— BEGIN Data supplied —

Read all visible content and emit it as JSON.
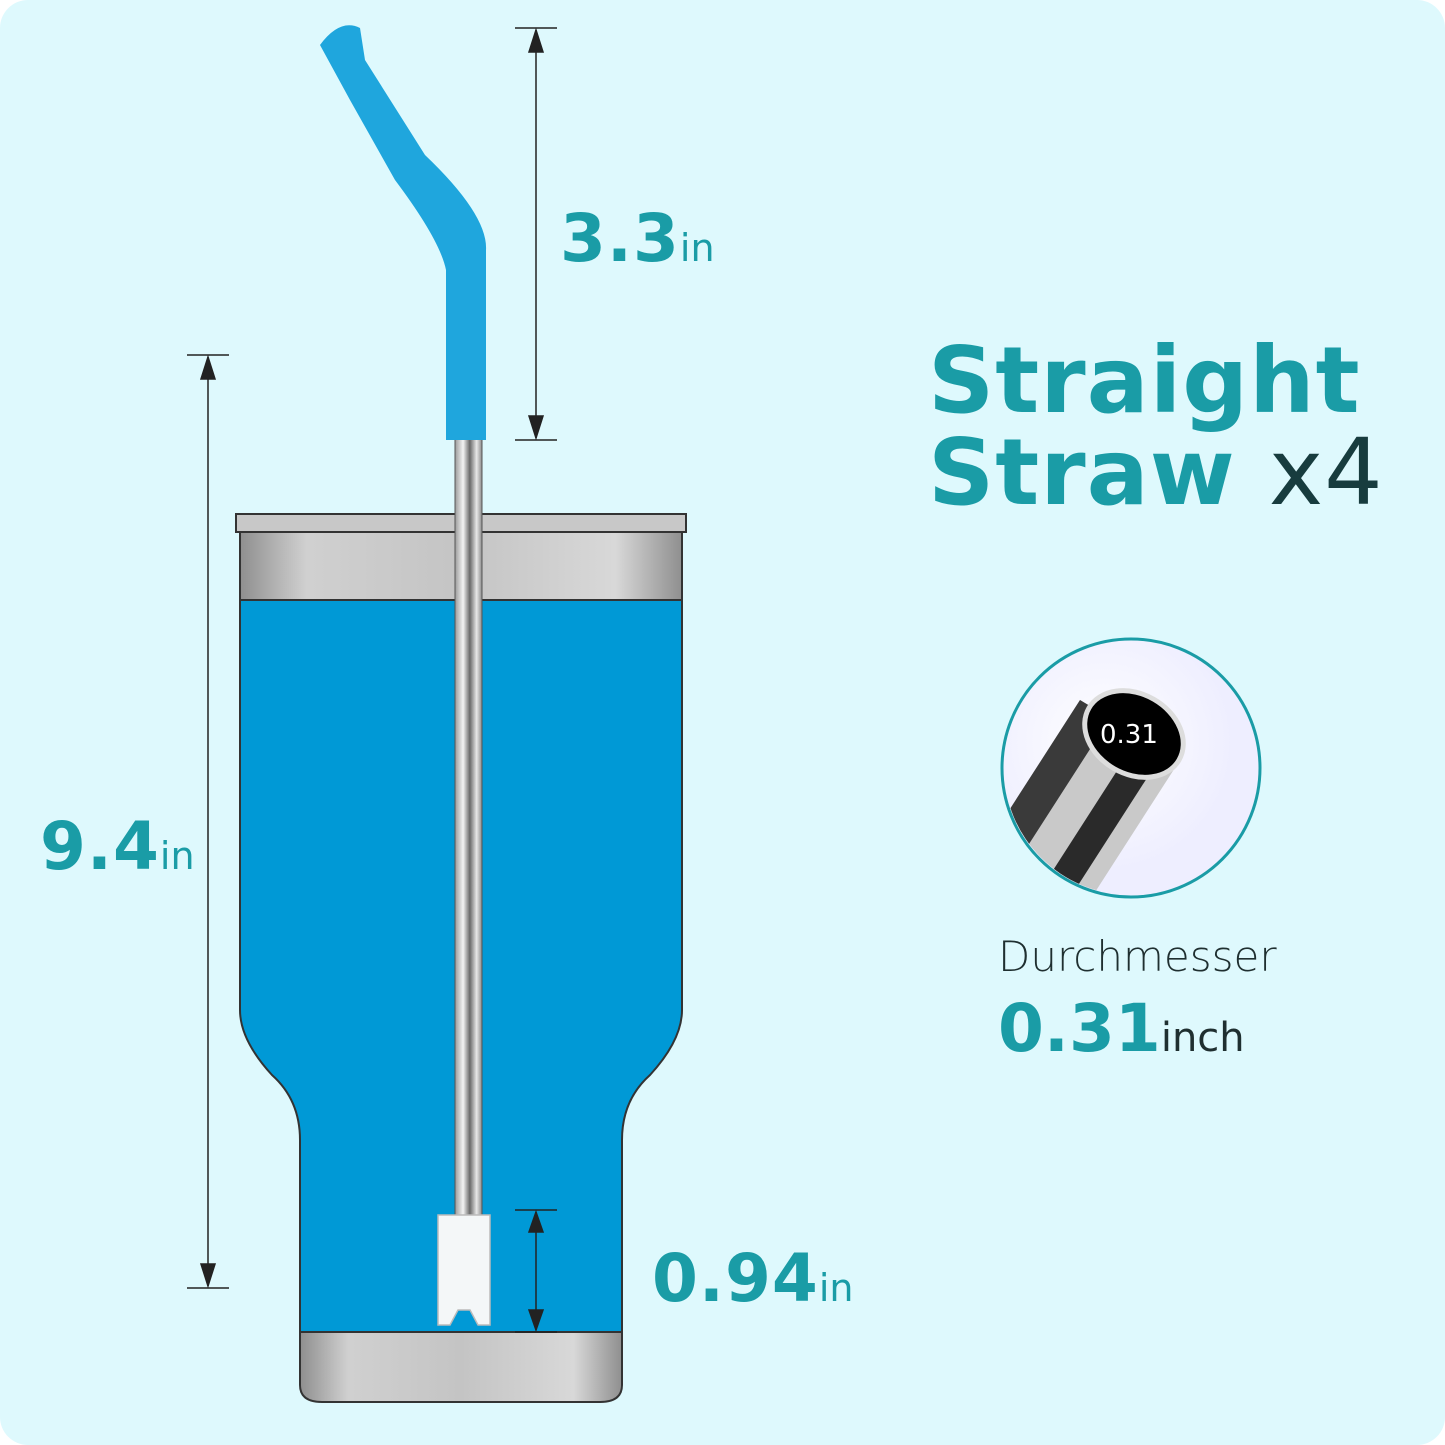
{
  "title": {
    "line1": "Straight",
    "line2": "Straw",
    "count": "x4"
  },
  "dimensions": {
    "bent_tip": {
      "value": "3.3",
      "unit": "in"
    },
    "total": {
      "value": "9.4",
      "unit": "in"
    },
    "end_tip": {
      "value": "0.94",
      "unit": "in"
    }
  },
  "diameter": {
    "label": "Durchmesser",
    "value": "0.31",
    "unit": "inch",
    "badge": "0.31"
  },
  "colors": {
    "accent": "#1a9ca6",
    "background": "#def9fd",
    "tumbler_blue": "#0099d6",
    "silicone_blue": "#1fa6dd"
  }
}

— END Data supplied —

Short problem:
Your task is to repeat the material above exactly, without its pictures.

Solved problem:
Read all visible content and emit it as JSON.
{
  "title": {
    "line1": "Straight",
    "line2": "Straw",
    "count": "x4"
  },
  "dimensions": {
    "bent_tip": {
      "value": "3.3",
      "unit": "in"
    },
    "total": {
      "value": "9.4",
      "unit": "in"
    },
    "end_tip": {
      "value": "0.94",
      "unit": "in"
    }
  },
  "diameter": {
    "label": "Durchmesser",
    "value": "0.31",
    "unit": "inch",
    "badge": "0.31"
  },
  "colors": {
    "accent": "#1a9ca6",
    "background": "#def9fd",
    "tumbler_blue": "#0099d6",
    "silicone_blue": "#1fa6dd"
  }
}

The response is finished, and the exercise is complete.